## RECORDS
-.-.-
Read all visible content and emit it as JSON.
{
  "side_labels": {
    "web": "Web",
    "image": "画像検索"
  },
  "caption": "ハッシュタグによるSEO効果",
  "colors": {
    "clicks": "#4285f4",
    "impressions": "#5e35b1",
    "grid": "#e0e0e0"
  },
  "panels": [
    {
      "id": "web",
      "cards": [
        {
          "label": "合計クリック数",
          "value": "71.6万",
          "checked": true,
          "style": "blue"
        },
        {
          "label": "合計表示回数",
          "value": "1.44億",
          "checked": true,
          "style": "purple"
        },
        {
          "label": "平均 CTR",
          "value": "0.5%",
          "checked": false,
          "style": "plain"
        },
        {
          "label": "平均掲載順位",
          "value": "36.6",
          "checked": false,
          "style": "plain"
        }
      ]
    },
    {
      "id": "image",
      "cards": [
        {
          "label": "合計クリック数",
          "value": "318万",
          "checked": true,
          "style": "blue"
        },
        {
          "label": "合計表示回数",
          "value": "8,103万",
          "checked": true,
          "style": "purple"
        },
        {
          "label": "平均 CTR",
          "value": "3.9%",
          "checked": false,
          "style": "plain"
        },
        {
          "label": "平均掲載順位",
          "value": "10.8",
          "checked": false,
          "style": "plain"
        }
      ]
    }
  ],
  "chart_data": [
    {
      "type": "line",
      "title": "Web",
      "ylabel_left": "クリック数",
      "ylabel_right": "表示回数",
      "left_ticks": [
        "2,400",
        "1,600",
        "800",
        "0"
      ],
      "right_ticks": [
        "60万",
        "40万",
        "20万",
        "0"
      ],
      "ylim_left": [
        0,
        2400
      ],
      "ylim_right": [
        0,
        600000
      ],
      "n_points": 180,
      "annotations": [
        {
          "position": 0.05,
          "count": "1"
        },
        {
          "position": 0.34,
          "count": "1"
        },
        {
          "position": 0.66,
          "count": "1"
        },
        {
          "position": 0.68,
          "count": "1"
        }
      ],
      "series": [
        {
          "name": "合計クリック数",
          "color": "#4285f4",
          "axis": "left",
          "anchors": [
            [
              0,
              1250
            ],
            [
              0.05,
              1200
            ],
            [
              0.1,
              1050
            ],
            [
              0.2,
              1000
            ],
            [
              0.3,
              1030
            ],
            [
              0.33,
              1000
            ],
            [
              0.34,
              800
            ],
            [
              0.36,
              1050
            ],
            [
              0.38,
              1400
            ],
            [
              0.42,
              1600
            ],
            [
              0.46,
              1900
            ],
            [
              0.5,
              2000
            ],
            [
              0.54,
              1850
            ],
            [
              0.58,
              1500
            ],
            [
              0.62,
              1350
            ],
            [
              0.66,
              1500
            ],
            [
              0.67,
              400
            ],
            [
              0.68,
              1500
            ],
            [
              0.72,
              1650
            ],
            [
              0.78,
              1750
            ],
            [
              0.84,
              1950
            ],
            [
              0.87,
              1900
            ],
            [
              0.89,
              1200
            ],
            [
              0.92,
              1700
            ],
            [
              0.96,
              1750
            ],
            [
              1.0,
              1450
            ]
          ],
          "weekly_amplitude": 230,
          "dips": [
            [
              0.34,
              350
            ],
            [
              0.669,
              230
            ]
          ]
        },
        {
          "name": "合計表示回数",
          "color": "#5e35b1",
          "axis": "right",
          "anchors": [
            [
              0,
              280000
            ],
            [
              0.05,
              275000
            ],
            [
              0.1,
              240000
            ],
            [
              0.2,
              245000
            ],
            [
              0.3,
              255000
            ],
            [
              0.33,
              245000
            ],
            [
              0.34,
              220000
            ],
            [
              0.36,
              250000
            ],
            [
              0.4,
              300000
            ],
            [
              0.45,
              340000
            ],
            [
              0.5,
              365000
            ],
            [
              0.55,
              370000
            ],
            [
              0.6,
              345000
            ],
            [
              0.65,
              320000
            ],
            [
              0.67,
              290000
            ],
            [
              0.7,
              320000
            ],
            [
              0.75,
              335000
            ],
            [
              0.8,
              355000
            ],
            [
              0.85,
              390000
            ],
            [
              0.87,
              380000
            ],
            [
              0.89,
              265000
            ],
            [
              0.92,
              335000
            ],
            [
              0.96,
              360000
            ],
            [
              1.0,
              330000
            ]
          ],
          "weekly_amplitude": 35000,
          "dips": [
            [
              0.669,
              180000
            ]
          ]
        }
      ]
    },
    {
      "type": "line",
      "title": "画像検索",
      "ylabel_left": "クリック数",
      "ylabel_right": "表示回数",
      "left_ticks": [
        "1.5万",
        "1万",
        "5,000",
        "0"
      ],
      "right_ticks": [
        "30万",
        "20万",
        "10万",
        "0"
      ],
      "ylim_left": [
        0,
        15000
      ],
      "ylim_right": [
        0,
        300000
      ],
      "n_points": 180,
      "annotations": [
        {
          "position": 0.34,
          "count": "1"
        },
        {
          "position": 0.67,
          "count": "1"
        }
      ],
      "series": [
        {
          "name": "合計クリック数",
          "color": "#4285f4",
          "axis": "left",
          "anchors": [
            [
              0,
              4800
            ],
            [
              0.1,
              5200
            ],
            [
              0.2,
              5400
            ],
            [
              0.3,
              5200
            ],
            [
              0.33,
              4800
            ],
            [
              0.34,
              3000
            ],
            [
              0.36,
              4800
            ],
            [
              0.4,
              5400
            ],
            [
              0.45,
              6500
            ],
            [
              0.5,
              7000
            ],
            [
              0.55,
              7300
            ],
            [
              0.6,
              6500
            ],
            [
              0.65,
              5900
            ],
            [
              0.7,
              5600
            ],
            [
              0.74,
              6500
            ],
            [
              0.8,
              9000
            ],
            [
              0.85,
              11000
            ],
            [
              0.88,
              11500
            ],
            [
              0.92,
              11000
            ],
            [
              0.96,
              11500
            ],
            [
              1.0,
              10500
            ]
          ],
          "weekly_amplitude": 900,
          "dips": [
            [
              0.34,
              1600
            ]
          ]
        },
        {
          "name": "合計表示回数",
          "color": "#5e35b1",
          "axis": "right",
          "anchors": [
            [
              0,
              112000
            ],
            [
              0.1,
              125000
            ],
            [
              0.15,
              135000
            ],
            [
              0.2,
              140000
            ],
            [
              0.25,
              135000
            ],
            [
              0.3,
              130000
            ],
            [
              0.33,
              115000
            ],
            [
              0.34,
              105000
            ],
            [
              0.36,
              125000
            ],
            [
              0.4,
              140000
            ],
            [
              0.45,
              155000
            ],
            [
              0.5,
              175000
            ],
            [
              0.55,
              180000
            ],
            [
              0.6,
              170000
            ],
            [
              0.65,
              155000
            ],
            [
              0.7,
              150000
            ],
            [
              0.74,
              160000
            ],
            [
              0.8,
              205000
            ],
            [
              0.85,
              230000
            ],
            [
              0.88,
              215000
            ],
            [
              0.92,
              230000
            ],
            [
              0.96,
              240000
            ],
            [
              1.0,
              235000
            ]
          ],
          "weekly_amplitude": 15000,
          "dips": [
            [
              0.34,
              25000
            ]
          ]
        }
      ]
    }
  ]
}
-.-.-
## EXERCISE BRIEF
The records above should be restated word for word, please.

## WRITTEN RESPONSE
Read all visible content and emit it as JSON.
{
  "side_labels": {
    "web": "Web",
    "image": "画像検索"
  },
  "caption": "ハッシュタグによるSEO効果",
  "colors": {
    "clicks": "#4285f4",
    "impressions": "#5e35b1",
    "grid": "#e0e0e0"
  },
  "panels": [
    {
      "id": "web",
      "cards": [
        {
          "label": "合計クリック数",
          "value": "71.6万",
          "checked": true,
          "style": "blue"
        },
        {
          "label": "合計表示回数",
          "value": "1.44億",
          "checked": true,
          "style": "purple"
        },
        {
          "label": "平均 CTR",
          "value": "0.5%",
          "checked": false,
          "style": "plain"
        },
        {
          "label": "平均掲載順位",
          "value": "36.6",
          "checked": false,
          "style": "plain"
        }
      ]
    },
    {
      "id": "image",
      "cards": [
        {
          "label": "合計クリック数",
          "value": "318万",
          "checked": true,
          "style": "blue"
        },
        {
          "label": "合計表示回数",
          "value": "8,103万",
          "checked": true,
          "style": "purple"
        },
        {
          "label": "平均 CTR",
          "value": "3.9%",
          "checked": false,
          "style": "plain"
        },
        {
          "label": "平均掲載順位",
          "value": "10.8",
          "checked": false,
          "style": "plain"
        }
      ]
    }
  ],
  "chart_data": [
    {
      "type": "line",
      "title": "Web",
      "ylabel_left": "クリック数",
      "ylabel_right": "表示回数",
      "left_ticks": [
        "2,400",
        "1,600",
        "800",
        "0"
      ],
      "right_ticks": [
        "60万",
        "40万",
        "20万",
        "0"
      ],
      "ylim_left": [
        0,
        2400
      ],
      "ylim_right": [
        0,
        600000
      ],
      "n_points": 180,
      "annotations": [
        {
          "position": 0.05,
          "count": "1"
        },
        {
          "position": 0.34,
          "count": "1"
        },
        {
          "position": 0.66,
          "count": "1"
        },
        {
          "position": 0.68,
          "count": "1"
        }
      ],
      "series": [
        {
          "name": "合計クリック数",
          "color": "#4285f4",
          "axis": "left",
          "anchors": [
            [
              0,
              1250
            ],
            [
              0.05,
              1200
            ],
            [
              0.1,
              1050
            ],
            [
              0.2,
              1000
            ],
            [
              0.3,
              1030
            ],
            [
              0.33,
              1000
            ],
            [
              0.34,
              800
            ],
            [
              0.36,
              1050
            ],
            [
              0.38,
              1400
            ],
            [
              0.42,
              1600
            ],
            [
              0.46,
              1900
            ],
            [
              0.5,
              2000
            ],
            [
              0.54,
              1850
            ],
            [
              0.58,
              1500
            ],
            [
              0.62,
              1350
            ],
            [
              0.66,
              1500
            ],
            [
              0.67,
              400
            ],
            [
              0.68,
              1500
            ],
            [
              0.72,
              1650
            ],
            [
              0.78,
              1750
            ],
            [
              0.84,
              1950
            ],
            [
              0.87,
              1900
            ],
            [
              0.89,
              1200
            ],
            [
              0.92,
              1700
            ],
            [
              0.96,
              1750
            ],
            [
              1.0,
              1450
            ]
          ],
          "weekly_amplitude": 230,
          "dips": [
            [
              0.34,
              350
            ],
            [
              0.669,
              230
            ]
          ]
        },
        {
          "name": "合計表示回数",
          "color": "#5e35b1",
          "axis": "right",
          "anchors": [
            [
              0,
              280000
            ],
            [
              0.05,
              275000
            ],
            [
              0.1,
              240000
            ],
            [
              0.2,
              245000
            ],
            [
              0.3,
              255000
            ],
            [
              0.33,
              245000
            ],
            [
              0.34,
              220000
            ],
            [
              0.36,
              250000
            ],
            [
              0.4,
              300000
            ],
            [
              0.45,
              340000
            ],
            [
              0.5,
              365000
            ],
            [
              0.55,
              370000
            ],
            [
              0.6,
              345000
            ],
            [
              0.65,
              320000
            ],
            [
              0.67,
              290000
            ],
            [
              0.7,
              320000
            ],
            [
              0.75,
              335000
            ],
            [
              0.8,
              355000
            ],
            [
              0.85,
              390000
            ],
            [
              0.87,
              380000
            ],
            [
              0.89,
              265000
            ],
            [
              0.92,
              335000
            ],
            [
              0.96,
              360000
            ],
            [
              1.0,
              330000
            ]
          ],
          "weekly_amplitude": 35000,
          "dips": [
            [
              0.669,
              180000
            ]
          ]
        }
      ]
    },
    {
      "type": "line",
      "title": "画像検索",
      "ylabel_left": "クリック数",
      "ylabel_right": "表示回数",
      "left_ticks": [
        "1.5万",
        "1万",
        "5,000",
        "0"
      ],
      "right_ticks": [
        "30万",
        "20万",
        "10万",
        "0"
      ],
      "ylim_left": [
        0,
        15000
      ],
      "ylim_right": [
        0,
        300000
      ],
      "n_points": 180,
      "annotations": [
        {
          "position": 0.34,
          "count": "1"
        },
        {
          "position": 0.67,
          "count": "1"
        }
      ],
      "series": [
        {
          "name": "合計クリック数",
          "color": "#4285f4",
          "axis": "left",
          "anchors": [
            [
              0,
              4800
            ],
            [
              0.1,
              5200
            ],
            [
              0.2,
              5400
            ],
            [
              0.3,
              5200
            ],
            [
              0.33,
              4800
            ],
            [
              0.34,
              3000
            ],
            [
              0.36,
              4800
            ],
            [
              0.4,
              5400
            ],
            [
              0.45,
              6500
            ],
            [
              0.5,
              7000
            ],
            [
              0.55,
              7300
            ],
            [
              0.6,
              6500
            ],
            [
              0.65,
              5900
            ],
            [
              0.7,
              5600
            ],
            [
              0.74,
              6500
            ],
            [
              0.8,
              9000
            ],
            [
              0.85,
              11000
            ],
            [
              0.88,
              11500
            ],
            [
              0.92,
              11000
            ],
            [
              0.96,
              11500
            ],
            [
              1.0,
              10500
            ]
          ],
          "weekly_amplitude": 900,
          "dips": [
            [
              0.34,
              1600
            ]
          ]
        },
        {
          "name": "合計表示回数",
          "color": "#5e35b1",
          "axis": "right",
          "anchors": [
            [
              0,
              112000
            ],
            [
              0.1,
              125000
            ],
            [
              0.15,
              135000
            ],
            [
              0.2,
              140000
            ],
            [
              0.25,
              135000
            ],
            [
              0.3,
              130000
            ],
            [
              0.33,
              115000
            ],
            [
              0.34,
              105000
            ],
            [
              0.36,
              125000
            ],
            [
              0.4,
              140000
            ],
            [
              0.45,
              155000
            ],
            [
              0.5,
              175000
            ],
            [
              0.55,
              180000
            ],
            [
              0.6,
              170000
            ],
            [
              0.65,
              155000
            ],
            [
              0.7,
              150000
            ],
            [
              0.74,
              160000
            ],
            [
              0.8,
              205000
            ],
            [
              0.85,
              230000
            ],
            [
              0.88,
              215000
            ],
            [
              0.92,
              230000
            ],
            [
              0.96,
              240000
            ],
            [
              1.0,
              235000
            ]
          ],
          "weekly_amplitude": 15000,
          "dips": [
            [
              0.34,
              25000
            ]
          ]
        }
      ]
    }
  ]
}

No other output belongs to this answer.